Directive: Drop every picture and give the entries back exactly.

Data for the task:
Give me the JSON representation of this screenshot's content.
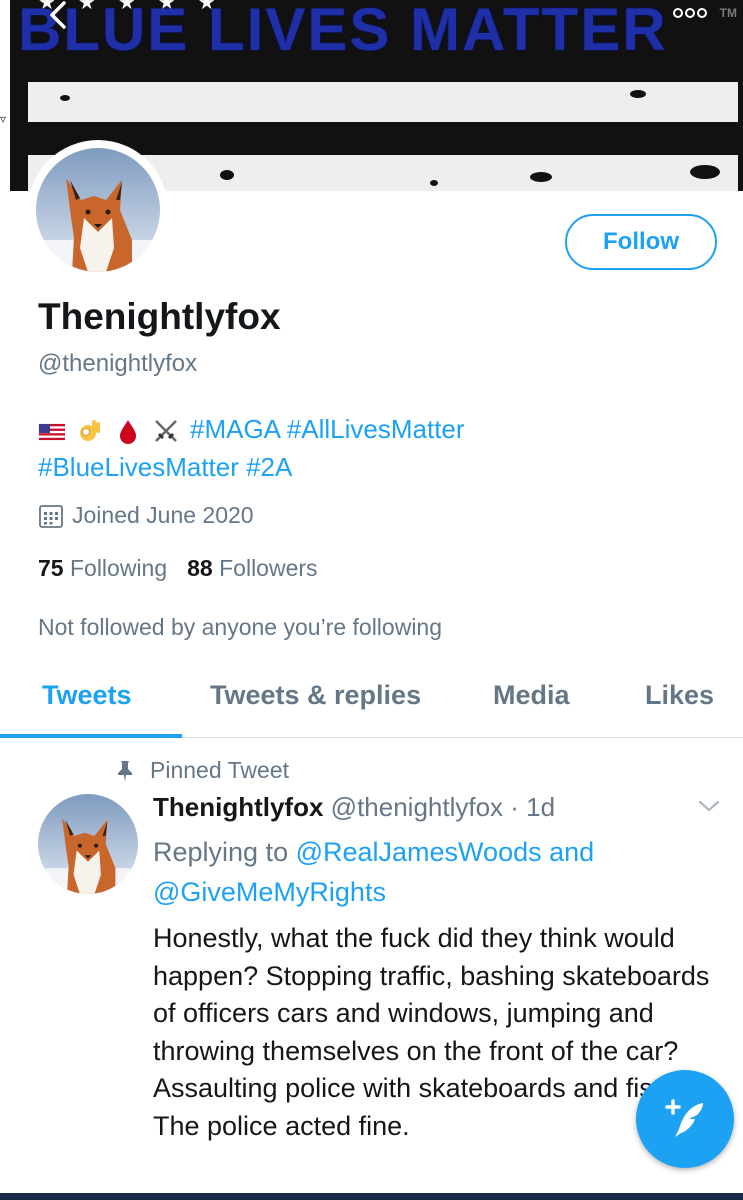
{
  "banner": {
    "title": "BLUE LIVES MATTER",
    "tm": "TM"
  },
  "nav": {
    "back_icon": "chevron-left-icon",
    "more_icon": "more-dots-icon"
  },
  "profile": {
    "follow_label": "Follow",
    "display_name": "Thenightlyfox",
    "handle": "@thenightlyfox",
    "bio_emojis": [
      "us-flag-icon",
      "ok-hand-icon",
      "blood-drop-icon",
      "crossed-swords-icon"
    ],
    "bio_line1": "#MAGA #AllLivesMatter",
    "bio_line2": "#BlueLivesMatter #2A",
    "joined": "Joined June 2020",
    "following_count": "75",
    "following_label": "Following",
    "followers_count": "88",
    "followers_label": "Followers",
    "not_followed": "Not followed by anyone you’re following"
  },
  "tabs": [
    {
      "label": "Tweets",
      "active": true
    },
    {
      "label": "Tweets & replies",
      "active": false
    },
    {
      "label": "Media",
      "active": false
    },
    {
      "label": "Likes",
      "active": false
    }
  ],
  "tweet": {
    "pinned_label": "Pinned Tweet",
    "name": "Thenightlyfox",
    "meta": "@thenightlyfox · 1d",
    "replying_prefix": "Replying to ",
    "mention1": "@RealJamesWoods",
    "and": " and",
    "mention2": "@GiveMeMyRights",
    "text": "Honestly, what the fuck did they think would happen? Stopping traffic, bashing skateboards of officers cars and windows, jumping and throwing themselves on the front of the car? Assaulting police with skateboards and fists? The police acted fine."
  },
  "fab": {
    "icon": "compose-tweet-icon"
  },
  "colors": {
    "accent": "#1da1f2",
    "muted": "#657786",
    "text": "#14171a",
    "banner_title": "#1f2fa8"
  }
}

Output of the exercise:
Give me the JSON representation of this screenshot's content.
{
  "banner": {
    "title": "BLUE LIVES MATTER",
    "tm": "TM"
  },
  "nav": {
    "back_icon": "chevron-left-icon",
    "more_icon": "more-dots-icon"
  },
  "profile": {
    "follow_label": "Follow",
    "display_name": "Thenightlyfox",
    "handle": "@thenightlyfox",
    "bio_emojis": [
      "us-flag-icon",
      "ok-hand-icon",
      "blood-drop-icon",
      "crossed-swords-icon"
    ],
    "bio_line1": "#MAGA #AllLivesMatter",
    "bio_line2": "#BlueLivesMatter #2A",
    "joined": "Joined June 2020",
    "following_count": "75",
    "following_label": "Following",
    "followers_count": "88",
    "followers_label": "Followers",
    "not_followed": "Not followed by anyone you’re following"
  },
  "tabs": [
    {
      "label": "Tweets",
      "active": true
    },
    {
      "label": "Tweets & replies",
      "active": false
    },
    {
      "label": "Media",
      "active": false
    },
    {
      "label": "Likes",
      "active": false
    }
  ],
  "tweet": {
    "pinned_label": "Pinned Tweet",
    "name": "Thenightlyfox",
    "meta": "@thenightlyfox · 1d",
    "replying_prefix": "Replying to ",
    "mention1": "@RealJamesWoods",
    "and": " and",
    "mention2": "@GiveMeMyRights",
    "text": "Honestly, what the fuck did they think would happen? Stopping traffic, bashing skateboards of officers cars and windows, jumping and throwing themselves on the front of the car? Assaulting police with skateboards and fists? The police acted fine."
  },
  "fab": {
    "icon": "compose-tweet-icon"
  },
  "colors": {
    "accent": "#1da1f2",
    "muted": "#657786",
    "text": "#14171a",
    "banner_title": "#1f2fa8"
  }
}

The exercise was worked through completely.